Aim – Reproduce the records below exactly as they appear.

Supplied records –
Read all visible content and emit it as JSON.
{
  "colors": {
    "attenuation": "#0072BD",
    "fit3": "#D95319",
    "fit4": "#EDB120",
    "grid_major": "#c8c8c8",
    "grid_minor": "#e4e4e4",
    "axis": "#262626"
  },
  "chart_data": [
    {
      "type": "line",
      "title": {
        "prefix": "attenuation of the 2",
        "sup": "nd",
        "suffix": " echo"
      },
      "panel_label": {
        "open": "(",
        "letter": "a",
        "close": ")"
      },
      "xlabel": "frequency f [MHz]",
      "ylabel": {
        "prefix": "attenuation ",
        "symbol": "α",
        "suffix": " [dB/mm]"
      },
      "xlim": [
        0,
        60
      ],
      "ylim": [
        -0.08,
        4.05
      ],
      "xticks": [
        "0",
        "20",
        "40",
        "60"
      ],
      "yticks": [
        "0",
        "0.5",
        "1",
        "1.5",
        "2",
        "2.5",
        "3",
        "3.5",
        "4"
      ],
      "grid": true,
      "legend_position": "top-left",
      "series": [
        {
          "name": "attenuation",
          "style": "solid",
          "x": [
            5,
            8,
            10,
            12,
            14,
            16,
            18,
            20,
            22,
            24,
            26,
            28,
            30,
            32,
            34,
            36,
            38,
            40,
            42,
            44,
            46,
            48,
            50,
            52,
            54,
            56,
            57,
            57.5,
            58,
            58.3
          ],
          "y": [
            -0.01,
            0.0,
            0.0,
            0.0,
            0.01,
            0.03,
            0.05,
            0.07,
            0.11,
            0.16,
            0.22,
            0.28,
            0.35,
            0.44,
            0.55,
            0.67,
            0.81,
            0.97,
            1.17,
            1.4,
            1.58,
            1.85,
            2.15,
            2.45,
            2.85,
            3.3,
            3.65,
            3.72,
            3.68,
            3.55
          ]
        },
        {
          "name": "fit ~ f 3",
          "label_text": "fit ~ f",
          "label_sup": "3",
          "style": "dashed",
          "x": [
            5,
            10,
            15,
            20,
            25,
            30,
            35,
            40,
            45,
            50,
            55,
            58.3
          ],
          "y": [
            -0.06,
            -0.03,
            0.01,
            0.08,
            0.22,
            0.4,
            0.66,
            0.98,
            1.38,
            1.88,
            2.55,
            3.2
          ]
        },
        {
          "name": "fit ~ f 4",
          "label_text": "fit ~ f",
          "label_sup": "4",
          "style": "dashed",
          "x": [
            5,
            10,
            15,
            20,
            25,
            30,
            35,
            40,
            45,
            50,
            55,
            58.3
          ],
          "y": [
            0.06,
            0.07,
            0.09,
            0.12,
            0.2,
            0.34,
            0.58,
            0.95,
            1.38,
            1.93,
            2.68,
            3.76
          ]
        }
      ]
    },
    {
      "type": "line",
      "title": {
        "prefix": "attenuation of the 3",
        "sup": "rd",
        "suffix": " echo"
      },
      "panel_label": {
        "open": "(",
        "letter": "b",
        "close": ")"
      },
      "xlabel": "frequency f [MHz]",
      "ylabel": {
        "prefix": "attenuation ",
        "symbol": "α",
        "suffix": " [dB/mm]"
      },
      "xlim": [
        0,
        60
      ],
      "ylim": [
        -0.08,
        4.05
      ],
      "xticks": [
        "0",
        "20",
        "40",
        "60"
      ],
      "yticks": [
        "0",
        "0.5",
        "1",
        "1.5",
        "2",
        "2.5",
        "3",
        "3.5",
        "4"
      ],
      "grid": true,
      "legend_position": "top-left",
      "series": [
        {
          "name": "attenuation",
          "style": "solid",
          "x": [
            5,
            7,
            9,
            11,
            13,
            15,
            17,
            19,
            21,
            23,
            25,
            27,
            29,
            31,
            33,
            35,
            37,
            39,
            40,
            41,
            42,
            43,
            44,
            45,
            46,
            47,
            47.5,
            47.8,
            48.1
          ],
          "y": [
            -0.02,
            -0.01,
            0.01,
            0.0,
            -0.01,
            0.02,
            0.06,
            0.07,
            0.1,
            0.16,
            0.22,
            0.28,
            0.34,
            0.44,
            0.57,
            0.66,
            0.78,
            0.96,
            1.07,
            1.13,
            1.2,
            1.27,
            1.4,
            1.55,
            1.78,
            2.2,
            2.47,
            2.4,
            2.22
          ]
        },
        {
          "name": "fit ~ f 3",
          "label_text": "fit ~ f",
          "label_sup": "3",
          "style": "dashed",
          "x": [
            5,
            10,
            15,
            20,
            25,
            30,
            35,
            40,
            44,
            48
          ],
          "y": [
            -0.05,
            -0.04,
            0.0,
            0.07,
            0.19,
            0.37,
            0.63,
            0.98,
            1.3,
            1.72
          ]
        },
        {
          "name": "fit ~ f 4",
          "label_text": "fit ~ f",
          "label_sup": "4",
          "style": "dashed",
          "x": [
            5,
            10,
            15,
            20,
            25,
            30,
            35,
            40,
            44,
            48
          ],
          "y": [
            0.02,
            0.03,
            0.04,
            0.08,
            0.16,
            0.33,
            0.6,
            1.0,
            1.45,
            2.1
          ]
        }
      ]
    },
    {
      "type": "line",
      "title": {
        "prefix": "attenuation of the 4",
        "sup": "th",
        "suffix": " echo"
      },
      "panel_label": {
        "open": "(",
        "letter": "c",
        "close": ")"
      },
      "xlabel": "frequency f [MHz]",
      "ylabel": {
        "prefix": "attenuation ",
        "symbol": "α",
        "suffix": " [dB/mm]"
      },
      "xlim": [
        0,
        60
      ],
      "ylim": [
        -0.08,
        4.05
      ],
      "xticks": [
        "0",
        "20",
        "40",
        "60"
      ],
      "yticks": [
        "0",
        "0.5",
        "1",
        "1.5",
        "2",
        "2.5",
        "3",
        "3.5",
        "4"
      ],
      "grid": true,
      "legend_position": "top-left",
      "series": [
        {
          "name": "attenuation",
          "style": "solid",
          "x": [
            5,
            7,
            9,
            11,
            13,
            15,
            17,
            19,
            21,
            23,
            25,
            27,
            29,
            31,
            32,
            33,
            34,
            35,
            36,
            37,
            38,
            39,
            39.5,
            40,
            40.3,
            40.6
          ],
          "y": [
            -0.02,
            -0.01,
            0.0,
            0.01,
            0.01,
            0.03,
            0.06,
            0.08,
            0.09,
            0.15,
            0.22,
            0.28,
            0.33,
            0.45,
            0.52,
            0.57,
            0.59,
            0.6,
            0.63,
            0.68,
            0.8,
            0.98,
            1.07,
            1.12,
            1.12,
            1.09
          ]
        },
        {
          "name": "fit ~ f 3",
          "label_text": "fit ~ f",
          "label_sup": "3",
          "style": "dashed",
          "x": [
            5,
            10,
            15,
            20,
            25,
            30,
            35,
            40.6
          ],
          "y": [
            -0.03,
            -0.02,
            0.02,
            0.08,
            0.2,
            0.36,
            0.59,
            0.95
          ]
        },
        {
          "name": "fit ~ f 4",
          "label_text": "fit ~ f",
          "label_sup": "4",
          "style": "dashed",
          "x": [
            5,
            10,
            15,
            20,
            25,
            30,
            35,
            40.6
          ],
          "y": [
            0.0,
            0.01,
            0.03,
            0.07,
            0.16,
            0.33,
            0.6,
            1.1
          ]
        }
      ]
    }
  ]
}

Answer to the exercise –
Read all visible content and emit it as JSON.
{
  "colors": {
    "attenuation": "#0072BD",
    "fit3": "#D95319",
    "fit4": "#EDB120",
    "grid_major": "#c8c8c8",
    "grid_minor": "#e4e4e4",
    "axis": "#262626"
  },
  "chart_data": [
    {
      "type": "line",
      "title": {
        "prefix": "attenuation of the 2",
        "sup": "nd",
        "suffix": " echo"
      },
      "panel_label": {
        "open": "(",
        "letter": "a",
        "close": ")"
      },
      "xlabel": "frequency f [MHz]",
      "ylabel": {
        "prefix": "attenuation ",
        "symbol": "α",
        "suffix": " [dB/mm]"
      },
      "xlim": [
        0,
        60
      ],
      "ylim": [
        -0.08,
        4.05
      ],
      "xticks": [
        "0",
        "20",
        "40",
        "60"
      ],
      "yticks": [
        "0",
        "0.5",
        "1",
        "1.5",
        "2",
        "2.5",
        "3",
        "3.5",
        "4"
      ],
      "grid": true,
      "legend_position": "top-left",
      "series": [
        {
          "name": "attenuation",
          "style": "solid",
          "x": [
            5,
            8,
            10,
            12,
            14,
            16,
            18,
            20,
            22,
            24,
            26,
            28,
            30,
            32,
            34,
            36,
            38,
            40,
            42,
            44,
            46,
            48,
            50,
            52,
            54,
            56,
            57,
            57.5,
            58,
            58.3
          ],
          "y": [
            -0.01,
            0.0,
            0.0,
            0.0,
            0.01,
            0.03,
            0.05,
            0.07,
            0.11,
            0.16,
            0.22,
            0.28,
            0.35,
            0.44,
            0.55,
            0.67,
            0.81,
            0.97,
            1.17,
            1.4,
            1.58,
            1.85,
            2.15,
            2.45,
            2.85,
            3.3,
            3.65,
            3.72,
            3.68,
            3.55
          ]
        },
        {
          "name": "fit ~ f 3",
          "label_text": "fit ~ f",
          "label_sup": "3",
          "style": "dashed",
          "x": [
            5,
            10,
            15,
            20,
            25,
            30,
            35,
            40,
            45,
            50,
            55,
            58.3
          ],
          "y": [
            -0.06,
            -0.03,
            0.01,
            0.08,
            0.22,
            0.4,
            0.66,
            0.98,
            1.38,
            1.88,
            2.55,
            3.2
          ]
        },
        {
          "name": "fit ~ f 4",
          "label_text": "fit ~ f",
          "label_sup": "4",
          "style": "dashed",
          "x": [
            5,
            10,
            15,
            20,
            25,
            30,
            35,
            40,
            45,
            50,
            55,
            58.3
          ],
          "y": [
            0.06,
            0.07,
            0.09,
            0.12,
            0.2,
            0.34,
            0.58,
            0.95,
            1.38,
            1.93,
            2.68,
            3.76
          ]
        }
      ]
    },
    {
      "type": "line",
      "title": {
        "prefix": "attenuation of the 3",
        "sup": "rd",
        "suffix": " echo"
      },
      "panel_label": {
        "open": "(",
        "letter": "b",
        "close": ")"
      },
      "xlabel": "frequency f [MHz]",
      "ylabel": {
        "prefix": "attenuation ",
        "symbol": "α",
        "suffix": " [dB/mm]"
      },
      "xlim": [
        0,
        60
      ],
      "ylim": [
        -0.08,
        4.05
      ],
      "xticks": [
        "0",
        "20",
        "40",
        "60"
      ],
      "yticks": [
        "0",
        "0.5",
        "1",
        "1.5",
        "2",
        "2.5",
        "3",
        "3.5",
        "4"
      ],
      "grid": true,
      "legend_position": "top-left",
      "series": [
        {
          "name": "attenuation",
          "style": "solid",
          "x": [
            5,
            7,
            9,
            11,
            13,
            15,
            17,
            19,
            21,
            23,
            25,
            27,
            29,
            31,
            33,
            35,
            37,
            39,
            40,
            41,
            42,
            43,
            44,
            45,
            46,
            47,
            47.5,
            47.8,
            48.1
          ],
          "y": [
            -0.02,
            -0.01,
            0.01,
            0.0,
            -0.01,
            0.02,
            0.06,
            0.07,
            0.1,
            0.16,
            0.22,
            0.28,
            0.34,
            0.44,
            0.57,
            0.66,
            0.78,
            0.96,
            1.07,
            1.13,
            1.2,
            1.27,
            1.4,
            1.55,
            1.78,
            2.2,
            2.47,
            2.4,
            2.22
          ]
        },
        {
          "name": "fit ~ f 3",
          "label_text": "fit ~ f",
          "label_sup": "3",
          "style": "dashed",
          "x": [
            5,
            10,
            15,
            20,
            25,
            30,
            35,
            40,
            44,
            48
          ],
          "y": [
            -0.05,
            -0.04,
            0.0,
            0.07,
            0.19,
            0.37,
            0.63,
            0.98,
            1.3,
            1.72
          ]
        },
        {
          "name": "fit ~ f 4",
          "label_text": "fit ~ f",
          "label_sup": "4",
          "style": "dashed",
          "x": [
            5,
            10,
            15,
            20,
            25,
            30,
            35,
            40,
            44,
            48
          ],
          "y": [
            0.02,
            0.03,
            0.04,
            0.08,
            0.16,
            0.33,
            0.6,
            1.0,
            1.45,
            2.1
          ]
        }
      ]
    },
    {
      "type": "line",
      "title": {
        "prefix": "attenuation of the 4",
        "sup": "th",
        "suffix": " echo"
      },
      "panel_label": {
        "open": "(",
        "letter": "c",
        "close": ")"
      },
      "xlabel": "frequency f [MHz]",
      "ylabel": {
        "prefix": "attenuation ",
        "symbol": "α",
        "suffix": " [dB/mm]"
      },
      "xlim": [
        0,
        60
      ],
      "ylim": [
        -0.08,
        4.05
      ],
      "xticks": [
        "0",
        "20",
        "40",
        "60"
      ],
      "yticks": [
        "0",
        "0.5",
        "1",
        "1.5",
        "2",
        "2.5",
        "3",
        "3.5",
        "4"
      ],
      "grid": true,
      "legend_position": "top-left",
      "series": [
        {
          "name": "attenuation",
          "style": "solid",
          "x": [
            5,
            7,
            9,
            11,
            13,
            15,
            17,
            19,
            21,
            23,
            25,
            27,
            29,
            31,
            32,
            33,
            34,
            35,
            36,
            37,
            38,
            39,
            39.5,
            40,
            40.3,
            40.6
          ],
          "y": [
            -0.02,
            -0.01,
            0.0,
            0.01,
            0.01,
            0.03,
            0.06,
            0.08,
            0.09,
            0.15,
            0.22,
            0.28,
            0.33,
            0.45,
            0.52,
            0.57,
            0.59,
            0.6,
            0.63,
            0.68,
            0.8,
            0.98,
            1.07,
            1.12,
            1.12,
            1.09
          ]
        },
        {
          "name": "fit ~ f 3",
          "label_text": "fit ~ f",
          "label_sup": "3",
          "style": "dashed",
          "x": [
            5,
            10,
            15,
            20,
            25,
            30,
            35,
            40.6
          ],
          "y": [
            -0.03,
            -0.02,
            0.02,
            0.08,
            0.2,
            0.36,
            0.59,
            0.95
          ]
        },
        {
          "name": "fit ~ f 4",
          "label_text": "fit ~ f",
          "label_sup": "4",
          "style": "dashed",
          "x": [
            5,
            10,
            15,
            20,
            25,
            30,
            35,
            40.6
          ],
          "y": [
            0.0,
            0.01,
            0.03,
            0.07,
            0.16,
            0.33,
            0.6,
            1.1
          ]
        }
      ]
    }
  ]
}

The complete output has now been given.